— START Records for processing —
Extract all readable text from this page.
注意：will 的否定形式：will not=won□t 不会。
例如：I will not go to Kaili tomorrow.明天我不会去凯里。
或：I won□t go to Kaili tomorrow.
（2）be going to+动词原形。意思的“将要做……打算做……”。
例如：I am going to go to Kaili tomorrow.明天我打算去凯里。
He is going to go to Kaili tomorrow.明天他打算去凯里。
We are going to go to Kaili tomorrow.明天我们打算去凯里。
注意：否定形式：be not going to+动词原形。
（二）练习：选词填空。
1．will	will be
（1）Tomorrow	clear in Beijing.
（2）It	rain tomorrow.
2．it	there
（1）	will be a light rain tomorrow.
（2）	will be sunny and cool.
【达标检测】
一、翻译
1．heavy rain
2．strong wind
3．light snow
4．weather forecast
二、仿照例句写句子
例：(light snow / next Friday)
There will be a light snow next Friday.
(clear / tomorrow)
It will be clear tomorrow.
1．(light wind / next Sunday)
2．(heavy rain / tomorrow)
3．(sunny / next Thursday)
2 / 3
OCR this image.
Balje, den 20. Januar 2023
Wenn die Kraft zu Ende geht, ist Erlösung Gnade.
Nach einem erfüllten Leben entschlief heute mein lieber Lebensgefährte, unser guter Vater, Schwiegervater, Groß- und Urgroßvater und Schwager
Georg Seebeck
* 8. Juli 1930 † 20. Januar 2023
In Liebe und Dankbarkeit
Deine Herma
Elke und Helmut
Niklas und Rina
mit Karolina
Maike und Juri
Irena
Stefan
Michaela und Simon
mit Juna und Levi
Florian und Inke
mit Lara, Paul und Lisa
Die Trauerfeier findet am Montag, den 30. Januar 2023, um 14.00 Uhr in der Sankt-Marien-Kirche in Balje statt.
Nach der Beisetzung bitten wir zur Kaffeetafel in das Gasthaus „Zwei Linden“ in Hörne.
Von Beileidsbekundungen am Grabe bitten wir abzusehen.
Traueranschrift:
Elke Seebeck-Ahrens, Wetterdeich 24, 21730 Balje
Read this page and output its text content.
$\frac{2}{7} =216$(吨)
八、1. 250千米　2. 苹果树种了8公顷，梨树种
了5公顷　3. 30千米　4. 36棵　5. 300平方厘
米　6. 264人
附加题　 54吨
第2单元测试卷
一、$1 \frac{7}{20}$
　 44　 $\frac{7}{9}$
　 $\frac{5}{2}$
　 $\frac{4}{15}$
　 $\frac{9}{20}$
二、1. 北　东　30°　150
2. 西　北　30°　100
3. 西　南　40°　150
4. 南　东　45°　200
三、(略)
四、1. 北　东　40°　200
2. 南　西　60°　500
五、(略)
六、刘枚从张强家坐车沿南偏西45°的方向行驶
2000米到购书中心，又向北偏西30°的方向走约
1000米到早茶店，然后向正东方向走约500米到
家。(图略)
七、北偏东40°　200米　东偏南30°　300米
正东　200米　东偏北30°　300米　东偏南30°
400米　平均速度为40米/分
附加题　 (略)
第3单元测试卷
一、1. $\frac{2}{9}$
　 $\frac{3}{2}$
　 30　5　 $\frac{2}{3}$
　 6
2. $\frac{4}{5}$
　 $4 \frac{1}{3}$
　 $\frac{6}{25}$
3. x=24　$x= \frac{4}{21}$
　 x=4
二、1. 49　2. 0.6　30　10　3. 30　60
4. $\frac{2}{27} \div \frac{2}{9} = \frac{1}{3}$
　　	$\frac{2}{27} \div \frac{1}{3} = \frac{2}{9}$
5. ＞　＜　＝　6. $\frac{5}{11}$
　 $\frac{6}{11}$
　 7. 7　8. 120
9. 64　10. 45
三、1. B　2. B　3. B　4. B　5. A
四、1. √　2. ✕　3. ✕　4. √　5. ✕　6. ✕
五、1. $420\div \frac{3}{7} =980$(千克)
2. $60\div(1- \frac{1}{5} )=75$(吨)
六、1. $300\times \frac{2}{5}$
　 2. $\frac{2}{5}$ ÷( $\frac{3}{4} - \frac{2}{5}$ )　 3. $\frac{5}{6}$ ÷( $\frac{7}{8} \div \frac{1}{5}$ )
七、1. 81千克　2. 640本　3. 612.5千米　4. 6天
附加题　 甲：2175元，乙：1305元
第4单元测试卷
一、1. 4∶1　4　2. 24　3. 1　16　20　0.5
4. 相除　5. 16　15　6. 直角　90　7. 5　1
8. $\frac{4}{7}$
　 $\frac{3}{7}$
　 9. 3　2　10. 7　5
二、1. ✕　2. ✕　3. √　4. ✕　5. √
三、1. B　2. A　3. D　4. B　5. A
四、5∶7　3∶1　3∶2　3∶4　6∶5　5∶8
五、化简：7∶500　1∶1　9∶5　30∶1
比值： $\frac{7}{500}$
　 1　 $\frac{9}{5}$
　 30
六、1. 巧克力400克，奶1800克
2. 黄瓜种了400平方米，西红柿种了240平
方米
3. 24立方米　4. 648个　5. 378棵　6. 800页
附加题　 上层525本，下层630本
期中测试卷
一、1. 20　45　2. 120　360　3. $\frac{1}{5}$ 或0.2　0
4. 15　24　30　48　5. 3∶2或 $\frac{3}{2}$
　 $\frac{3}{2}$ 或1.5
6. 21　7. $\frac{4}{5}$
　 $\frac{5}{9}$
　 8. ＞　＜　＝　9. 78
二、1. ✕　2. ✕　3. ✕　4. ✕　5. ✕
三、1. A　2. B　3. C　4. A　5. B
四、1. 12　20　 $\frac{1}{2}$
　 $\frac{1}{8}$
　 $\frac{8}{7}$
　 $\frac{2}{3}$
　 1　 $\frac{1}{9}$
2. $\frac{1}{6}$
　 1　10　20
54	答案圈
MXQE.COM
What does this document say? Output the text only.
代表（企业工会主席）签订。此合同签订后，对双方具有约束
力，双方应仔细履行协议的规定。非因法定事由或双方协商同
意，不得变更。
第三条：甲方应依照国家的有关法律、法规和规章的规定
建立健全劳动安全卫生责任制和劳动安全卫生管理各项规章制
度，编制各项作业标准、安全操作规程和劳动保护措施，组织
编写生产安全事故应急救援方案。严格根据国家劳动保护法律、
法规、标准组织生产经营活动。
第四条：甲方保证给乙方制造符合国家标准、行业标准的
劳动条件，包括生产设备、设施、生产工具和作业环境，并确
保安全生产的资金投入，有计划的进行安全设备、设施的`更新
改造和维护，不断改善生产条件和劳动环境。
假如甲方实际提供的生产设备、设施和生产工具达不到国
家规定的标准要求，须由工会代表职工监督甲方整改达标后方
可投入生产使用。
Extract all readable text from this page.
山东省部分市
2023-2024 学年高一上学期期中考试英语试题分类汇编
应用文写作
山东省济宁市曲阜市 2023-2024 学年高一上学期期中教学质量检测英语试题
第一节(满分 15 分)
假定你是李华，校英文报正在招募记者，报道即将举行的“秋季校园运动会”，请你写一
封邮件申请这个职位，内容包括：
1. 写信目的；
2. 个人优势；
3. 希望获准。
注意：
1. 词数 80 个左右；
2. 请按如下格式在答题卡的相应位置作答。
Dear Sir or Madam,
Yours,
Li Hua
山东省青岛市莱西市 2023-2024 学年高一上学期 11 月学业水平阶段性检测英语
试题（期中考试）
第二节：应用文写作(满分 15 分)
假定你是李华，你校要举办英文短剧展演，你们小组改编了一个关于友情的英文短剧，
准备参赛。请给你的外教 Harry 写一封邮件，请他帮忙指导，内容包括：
— END Records for processing —
### Objective
Return the material exactly as it stands.

### Task result
Extract all readable text from this page.
注意：will 的否定形式：will not=won□t 不会。
例如：I will not go to Kaili tomorrow.明天我不会去凯里。
或：I won□t go to Kaili tomorrow.
（2）be going to+动词原形。意思的“将要做……打算做……”。
例如：I am going to go to Kaili tomorrow.明天我打算去凯里。
He is going to go to Kaili tomorrow.明天他打算去凯里。
We are going to go to Kaili tomorrow.明天我们打算去凯里。
注意：否定形式：be not going to+动词原形。
（二）练习：选词填空。
1．will	will be
（1）Tomorrow	clear in Beijing.
（2）It	rain tomorrow.
2．it	there
（1）	will be a light rain tomorrow.
（2）	will be sunny and cool.
【达标检测】
一、翻译
1．heavy rain
2．strong wind
3．light snow
4．weather forecast
二、仿照例句写句子
例：(light snow / next Friday)
There will be a light snow next Friday.
(clear / tomorrow)
It will be clear tomorrow.
1．(light wind / next Sunday)
2．(heavy rain / tomorrow)
3．(sunny / next Thursday)
2 / 3
OCR this image.
Balje, den 20. Januar 2023
Wenn die Kraft zu Ende geht, ist Erlösung Gnade.
Nach einem erfüllten Leben entschlief heute mein lieber Lebensgefährte, unser guter Vater, Schwiegervater, Groß- und Urgroßvater und Schwager
Georg Seebeck
* 8. Juli 1930 † 20. Januar 2023
In Liebe und Dankbarkeit
Deine Herma
Elke und Helmut
Niklas und Rina
mit Karolina
Maike und Juri
Irena
Stefan
Michaela und Simon
mit Juna und Levi
Florian und Inke
mit Lara, Paul und Lisa
Die Trauerfeier findet am Montag, den 30. Januar 2023, um 14.00 Uhr in der Sankt-Marien-Kirche in Balje statt.
Nach der Beisetzung bitten wir zur Kaffeetafel in das Gasthaus „Zwei Linden“ in Hörne.
Von Beileidsbekundungen am Grabe bitten wir abzusehen.
Traueranschrift:
Elke Seebeck-Ahrens, Wetterdeich 24, 21730 Balje
Read this page and output its text content.
$\frac{2}{7} =216$(吨)
八、1. 250千米　2. 苹果树种了8公顷，梨树种
了5公顷　3. 30千米　4. 36棵　5. 300平方厘
米　6. 264人
附加题　 54吨
第2单元测试卷
一、$1 \frac{7}{20}$
　 44　 $\frac{7}{9}$
　 $\frac{5}{2}$
　 $\frac{4}{15}$
　 $\frac{9}{20}$
二、1. 北　东　30°　150
2. 西　北　30°　100
3. 西　南　40°　150
4. 南　东　45°　200
三、(略)
四、1. 北　东　40°　200
2. 南　西　60°　500
五、(略)
六、刘枚从张强家坐车沿南偏西45°的方向行驶
2000米到购书中心，又向北偏西30°的方向走约
1000米到早茶店，然后向正东方向走约500米到
家。(图略)
七、北偏东40°　200米　东偏南30°　300米
正东　200米　东偏北30°　300米　东偏南30°
400米　平均速度为40米/分
附加题　 (略)
第3单元测试卷
一、1. $\frac{2}{9}$
　 $\frac{3}{2}$
　 30　5　 $\frac{2}{3}$
　 6
2. $\frac{4}{5}$
　 $4 \frac{1}{3}$
　 $\frac{6}{25}$
3. x=24　$x= \frac{4}{21}$
　 x=4
二、1. 49　2. 0.6　30　10　3. 30　60
4. $\frac{2}{27} \div \frac{2}{9} = \frac{1}{3}$
　　	$\frac{2}{27} \div \frac{1}{3} = \frac{2}{9}$
5. ＞　＜　＝　6. $\frac{5}{11}$
　 $\frac{6}{11}$
　 7. 7　8. 120
9. 64　10. 45
三、1. B　2. B　3. B　4. B　5. A
四、1. √　2. ✕　3. ✕　4. √　5. ✕　6. ✕
五、1. $420\div \frac{3}{7} =980$(千克)
2. $60\div(1- \frac{1}{5} )=75$(吨)
六、1. $300\times \frac{2}{5}$
　 2. $\frac{2}{5}$ ÷( $\frac{3}{4} - \frac{2}{5}$ )　 3. $\frac{5}{6}$ ÷( $\frac{7}{8} \div \frac{1}{5}$ )
七、1. 81千克　2. 640本　3. 612.5千米　4. 6天
附加题　 甲：2175元，乙：1305元
第4单元测试卷
一、1. 4∶1　4　2. 24　3. 1　16　20　0.5
4. 相除　5. 16　15　6. 直角　90　7. 5　1
8. $\frac{4}{7}$
　 $\frac{3}{7}$
　 9. 3　2　10. 7　5
二、1. ✕　2. ✕　3. √　4. ✕　5. √
三、1. B　2. A　3. D　4. B　5. A
四、5∶7　3∶1　3∶2　3∶4　6∶5　5∶8
五、化简：7∶500　1∶1　9∶5　30∶1
比值： $\frac{7}{500}$
　 1　 $\frac{9}{5}$
　 30
六、1. 巧克力400克，奶1800克
2. 黄瓜种了400平方米，西红柿种了240平
方米
3. 24立方米　4. 648个　5. 378棵　6. 800页
附加题　 上层525本，下层630本
期中测试卷
一、1. 20　45　2. 120　360　3. $\frac{1}{5}$ 或0.2　0
4. 15　24　30　48　5. 3∶2或 $\frac{3}{2}$
　 $\frac{3}{2}$ 或1.5
6. 21　7. $\frac{4}{5}$
　 $\frac{5}{9}$
　 8. ＞　＜　＝　9. 78
二、1. ✕　2. ✕　3. ✕　4. ✕　5. ✕
三、1. A　2. B　3. C　4. A　5. B
四、1. 12　20　 $\frac{1}{2}$
　 $\frac{1}{8}$
　 $\frac{8}{7}$
　 $\frac{2}{3}$
　 1　 $\frac{1}{9}$
2. $\frac{1}{6}$
　 1　10　20
54	答案圈
MXQE.COM
What does this document say? Output the text only.
代表（企业工会主席）签订。此合同签订后，对双方具有约束
力，双方应仔细履行协议的规定。非因法定事由或双方协商同
意，不得变更。
第三条：甲方应依照国家的有关法律、法规和规章的规定
建立健全劳动安全卫生责任制和劳动安全卫生管理各项规章制
度，编制各项作业标准、安全操作规程和劳动保护措施，组织
编写生产安全事故应急救援方案。严格根据国家劳动保护法律、
法规、标准组织生产经营活动。
第四条：甲方保证给乙方制造符合国家标准、行业标准的
劳动条件，包括生产设备、设施、生产工具和作业环境，并确
保安全生产的资金投入，有计划的进行安全设备、设施的`更新
改造和维护，不断改善生产条件和劳动环境。
假如甲方实际提供的生产设备、设施和生产工具达不到国
家规定的标准要求，须由工会代表职工监督甲方整改达标后方
可投入生产使用。
Extract all readable text from this page.
山东省部分市
2023-2024 学年高一上学期期中考试英语试题分类汇编
应用文写作
山东省济宁市曲阜市 2023-2024 学年高一上学期期中教学质量检测英语试题
第一节(满分 15 分)
假定你是李华，校英文报正在招募记者，报道即将举行的“秋季校园运动会”，请你写一
封邮件申请这个职位，内容包括：
1. 写信目的；
2. 个人优势；
3. 希望获准。
注意：
1. 词数 80 个左右；
2. 请按如下格式在答题卡的相应位置作答。
Dear Sir or Madam,
Yours,
Li Hua
山东省青岛市莱西市 2023-2024 学年高一上学期 11 月学业水平阶段性检测英语
试题（期中考试）
第二节：应用文写作(满分 15 分)
假定你是李华，你校要举办英文短剧展演，你们小组改编了一个关于友情的英文短剧，
准备参赛。请给你的外教 Harry 写一封邮件，请他帮忙指导，内容包括：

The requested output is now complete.